:: Excerpted passage ::
I see you found the site okay. :)

I would first sketch the problem, then set up a coordinate system.

I will use the usual coordinate directions: +x to the right and +y upward. I am going to set an origin at the base of the cliff: 100 m directly below where the car leaves the ground. I am taking the initial velocity of the car to be in the +x direction.

a) We know that the horizontal and vertical parts of the motion are independent of one another, and that the car has an initial velocity component in the y direction of 0 m/s. So
\(\displaystyle y = y_0 + v_{0y}t + \frac{1}{2}a_yt^2\)

\(\displaystyle 0 = 100 + \frac{1}{2}(-9.8)t^2\)
Solve for t.

b) We know that the car's initial velocity was directed in the x direction. We know how long it takes for the car to hit the ground from part a). And we know that there is no acceleration in the x direction. Thus
\(\displaystyle x = x_0 + v_{0x}t + \frac{1}{2}a_xt^2\)

:: Tasks to carry out ::
A – Quote the records from their first line up to and including the line that contains "500, 28, 510]".
B – Continue the forum reply on the car driving off the cliff, beginning immediately after its final line.

Excerpts from a layout annotation set

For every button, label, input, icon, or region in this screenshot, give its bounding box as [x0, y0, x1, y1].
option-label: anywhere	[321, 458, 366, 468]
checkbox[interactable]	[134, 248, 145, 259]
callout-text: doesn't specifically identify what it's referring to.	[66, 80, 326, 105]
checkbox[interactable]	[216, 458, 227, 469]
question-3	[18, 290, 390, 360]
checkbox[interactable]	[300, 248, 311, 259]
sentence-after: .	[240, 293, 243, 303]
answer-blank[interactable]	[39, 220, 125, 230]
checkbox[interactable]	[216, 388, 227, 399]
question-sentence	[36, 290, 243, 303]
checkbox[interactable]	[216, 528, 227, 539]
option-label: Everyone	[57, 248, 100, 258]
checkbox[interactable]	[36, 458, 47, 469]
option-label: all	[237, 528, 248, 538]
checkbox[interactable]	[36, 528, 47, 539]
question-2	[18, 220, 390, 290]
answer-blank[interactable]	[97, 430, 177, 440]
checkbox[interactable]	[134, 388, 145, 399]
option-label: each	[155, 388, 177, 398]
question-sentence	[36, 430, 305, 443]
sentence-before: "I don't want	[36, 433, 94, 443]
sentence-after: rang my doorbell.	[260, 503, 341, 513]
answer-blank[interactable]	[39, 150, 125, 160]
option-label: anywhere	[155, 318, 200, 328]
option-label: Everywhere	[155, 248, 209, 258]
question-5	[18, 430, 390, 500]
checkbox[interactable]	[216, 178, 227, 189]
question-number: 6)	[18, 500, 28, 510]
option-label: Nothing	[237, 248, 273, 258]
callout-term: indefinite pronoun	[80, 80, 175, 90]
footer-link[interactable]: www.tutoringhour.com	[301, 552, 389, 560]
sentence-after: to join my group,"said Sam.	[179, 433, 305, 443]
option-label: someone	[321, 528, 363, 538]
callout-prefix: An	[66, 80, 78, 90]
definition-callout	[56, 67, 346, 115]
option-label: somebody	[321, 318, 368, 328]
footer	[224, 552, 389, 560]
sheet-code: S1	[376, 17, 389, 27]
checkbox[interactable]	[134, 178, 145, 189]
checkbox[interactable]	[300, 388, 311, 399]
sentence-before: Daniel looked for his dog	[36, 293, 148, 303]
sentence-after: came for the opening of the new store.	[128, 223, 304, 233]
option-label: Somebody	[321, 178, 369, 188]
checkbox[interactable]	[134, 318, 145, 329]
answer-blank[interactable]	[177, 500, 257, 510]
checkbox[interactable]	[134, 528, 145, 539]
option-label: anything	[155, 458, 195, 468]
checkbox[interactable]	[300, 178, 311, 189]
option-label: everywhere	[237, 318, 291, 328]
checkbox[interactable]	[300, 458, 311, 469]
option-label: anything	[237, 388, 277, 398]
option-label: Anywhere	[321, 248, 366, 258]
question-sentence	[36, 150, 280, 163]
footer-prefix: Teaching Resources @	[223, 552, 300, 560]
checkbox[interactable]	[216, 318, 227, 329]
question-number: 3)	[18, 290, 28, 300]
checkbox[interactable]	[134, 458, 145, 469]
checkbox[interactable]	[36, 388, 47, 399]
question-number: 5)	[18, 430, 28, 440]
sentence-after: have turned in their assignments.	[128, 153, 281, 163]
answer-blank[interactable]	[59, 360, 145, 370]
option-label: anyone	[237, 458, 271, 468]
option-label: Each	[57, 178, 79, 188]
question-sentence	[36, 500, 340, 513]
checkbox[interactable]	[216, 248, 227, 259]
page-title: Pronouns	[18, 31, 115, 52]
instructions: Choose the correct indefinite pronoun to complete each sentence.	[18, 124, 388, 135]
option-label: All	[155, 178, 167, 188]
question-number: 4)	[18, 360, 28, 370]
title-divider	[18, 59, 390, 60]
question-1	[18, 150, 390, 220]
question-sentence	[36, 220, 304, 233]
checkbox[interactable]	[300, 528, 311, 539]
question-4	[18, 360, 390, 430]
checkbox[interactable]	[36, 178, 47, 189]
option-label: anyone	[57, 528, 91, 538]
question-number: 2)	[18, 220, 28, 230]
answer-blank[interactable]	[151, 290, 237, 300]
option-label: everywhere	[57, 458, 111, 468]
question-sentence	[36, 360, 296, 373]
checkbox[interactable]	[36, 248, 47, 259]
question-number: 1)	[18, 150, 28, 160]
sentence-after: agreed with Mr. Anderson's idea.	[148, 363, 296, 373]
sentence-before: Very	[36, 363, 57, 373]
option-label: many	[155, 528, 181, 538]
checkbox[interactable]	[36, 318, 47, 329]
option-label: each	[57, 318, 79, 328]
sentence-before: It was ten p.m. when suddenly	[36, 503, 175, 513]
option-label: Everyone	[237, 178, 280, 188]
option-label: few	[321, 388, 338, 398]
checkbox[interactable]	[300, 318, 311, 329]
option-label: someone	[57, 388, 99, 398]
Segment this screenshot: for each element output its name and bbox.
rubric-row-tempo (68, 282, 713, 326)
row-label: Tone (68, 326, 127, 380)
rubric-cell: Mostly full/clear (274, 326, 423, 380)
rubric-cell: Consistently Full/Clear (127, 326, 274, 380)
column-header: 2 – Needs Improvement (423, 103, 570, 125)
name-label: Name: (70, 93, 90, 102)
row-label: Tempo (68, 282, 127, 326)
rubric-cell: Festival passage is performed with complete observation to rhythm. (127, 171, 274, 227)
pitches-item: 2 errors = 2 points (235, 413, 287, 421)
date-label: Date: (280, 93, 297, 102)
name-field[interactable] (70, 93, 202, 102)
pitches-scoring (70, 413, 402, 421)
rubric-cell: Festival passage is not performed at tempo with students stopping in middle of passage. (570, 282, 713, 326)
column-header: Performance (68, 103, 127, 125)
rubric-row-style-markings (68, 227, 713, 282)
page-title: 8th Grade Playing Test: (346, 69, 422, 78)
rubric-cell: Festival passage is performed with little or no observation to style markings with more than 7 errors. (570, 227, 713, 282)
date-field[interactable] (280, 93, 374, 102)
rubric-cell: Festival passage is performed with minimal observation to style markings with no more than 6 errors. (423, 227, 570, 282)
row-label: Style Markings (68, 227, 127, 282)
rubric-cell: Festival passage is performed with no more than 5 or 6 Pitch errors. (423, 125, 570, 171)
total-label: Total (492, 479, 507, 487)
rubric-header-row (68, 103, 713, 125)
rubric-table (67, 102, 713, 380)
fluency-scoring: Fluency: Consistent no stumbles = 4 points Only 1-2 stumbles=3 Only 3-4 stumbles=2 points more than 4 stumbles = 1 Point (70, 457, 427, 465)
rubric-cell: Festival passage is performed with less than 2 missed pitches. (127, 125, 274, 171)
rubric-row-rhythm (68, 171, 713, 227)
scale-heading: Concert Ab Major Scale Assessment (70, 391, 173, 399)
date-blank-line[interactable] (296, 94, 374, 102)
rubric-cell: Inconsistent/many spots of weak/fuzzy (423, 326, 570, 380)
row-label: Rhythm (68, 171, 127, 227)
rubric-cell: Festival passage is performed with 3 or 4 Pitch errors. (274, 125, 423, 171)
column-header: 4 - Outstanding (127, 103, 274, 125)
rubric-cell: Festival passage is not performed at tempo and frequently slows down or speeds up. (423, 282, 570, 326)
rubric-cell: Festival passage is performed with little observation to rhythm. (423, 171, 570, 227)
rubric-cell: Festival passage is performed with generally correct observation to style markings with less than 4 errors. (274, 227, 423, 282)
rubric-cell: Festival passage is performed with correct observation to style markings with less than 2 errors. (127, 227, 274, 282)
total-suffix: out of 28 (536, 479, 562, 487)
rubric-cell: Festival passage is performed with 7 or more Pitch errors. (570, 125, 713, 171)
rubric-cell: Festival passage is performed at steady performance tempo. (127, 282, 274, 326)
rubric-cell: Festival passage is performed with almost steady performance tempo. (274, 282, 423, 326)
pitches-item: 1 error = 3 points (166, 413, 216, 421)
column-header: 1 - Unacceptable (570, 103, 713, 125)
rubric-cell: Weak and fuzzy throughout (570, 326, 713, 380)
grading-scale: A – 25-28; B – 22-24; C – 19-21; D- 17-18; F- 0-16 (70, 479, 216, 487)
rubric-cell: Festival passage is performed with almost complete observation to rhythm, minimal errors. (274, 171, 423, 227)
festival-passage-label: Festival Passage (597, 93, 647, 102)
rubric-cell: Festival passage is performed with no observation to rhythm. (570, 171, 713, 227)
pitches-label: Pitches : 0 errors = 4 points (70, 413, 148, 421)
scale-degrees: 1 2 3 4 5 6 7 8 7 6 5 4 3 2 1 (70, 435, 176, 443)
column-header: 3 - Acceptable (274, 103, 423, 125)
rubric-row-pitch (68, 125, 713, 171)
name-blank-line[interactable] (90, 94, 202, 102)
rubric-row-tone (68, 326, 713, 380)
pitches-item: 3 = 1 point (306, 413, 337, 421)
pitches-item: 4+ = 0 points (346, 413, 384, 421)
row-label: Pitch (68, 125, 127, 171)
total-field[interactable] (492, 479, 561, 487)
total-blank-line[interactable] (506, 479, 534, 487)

:: Expected responses ::
A –
For every button, label, input, icon, or region in this screenshot, give its bounding box as [x0, y0, x1, y1].
option-label: anywhere	[321, 458, 366, 468]
checkbox[interactable]	[134, 248, 145, 259]
callout-text: doesn't specifically identify what it's referring to.	[66, 80, 326, 105]
checkbox[interactable]	[216, 458, 227, 469]
question-3	[18, 290, 390, 360]
checkbox[interactable]	[300, 248, 311, 259]
sentence-after: .	[240, 293, 243, 303]
answer-blank[interactable]	[39, 220, 125, 230]
checkbox[interactable]	[216, 388, 227, 399]
question-sentence	[36, 290, 243, 303]
checkbox[interactable]	[216, 528, 227, 539]
option-label: Everyone	[57, 248, 100, 258]
checkbox[interactable]	[36, 458, 47, 469]
option-label: all	[237, 528, 248, 538]
checkbox[interactable]	[36, 528, 47, 539]
question-2	[18, 220, 390, 290]
answer-blank[interactable]	[97, 430, 177, 440]
checkbox[interactable]	[134, 388, 145, 399]
option-label: each	[155, 388, 177, 398]
question-sentence	[36, 430, 305, 443]
sentence-before: "I don't want	[36, 433, 94, 443]
sentence-after: rang my doorbell.	[260, 503, 341, 513]
answer-blank[interactable]	[39, 150, 125, 160]
option-label: anywhere	[155, 318, 200, 328]
option-label: Everywhere	[155, 248, 209, 258]
question-5	[18, 430, 390, 500]
checkbox[interactable]	[216, 178, 227, 189]
question-number: 6)	[18, 500, 28, 510]

B –
\(\displaystyle 50 = v_0t\)
Solve for \(\displaystyle v_0\).

c) We are asked for the velocity so we need to find the vector sum of the car's final velocity components in the x and y directions. We already know the x component from b), since the x component of the velocity never changes. We know how long it took the car to fall from a), so
\(\displaystyle v_y = v_{0y} + a_yt\)

\(\displaystyle v_y = -9.8t\)

Now add \(\displaystyle v_x\) and \(\displaystyle v_y\) as vectors.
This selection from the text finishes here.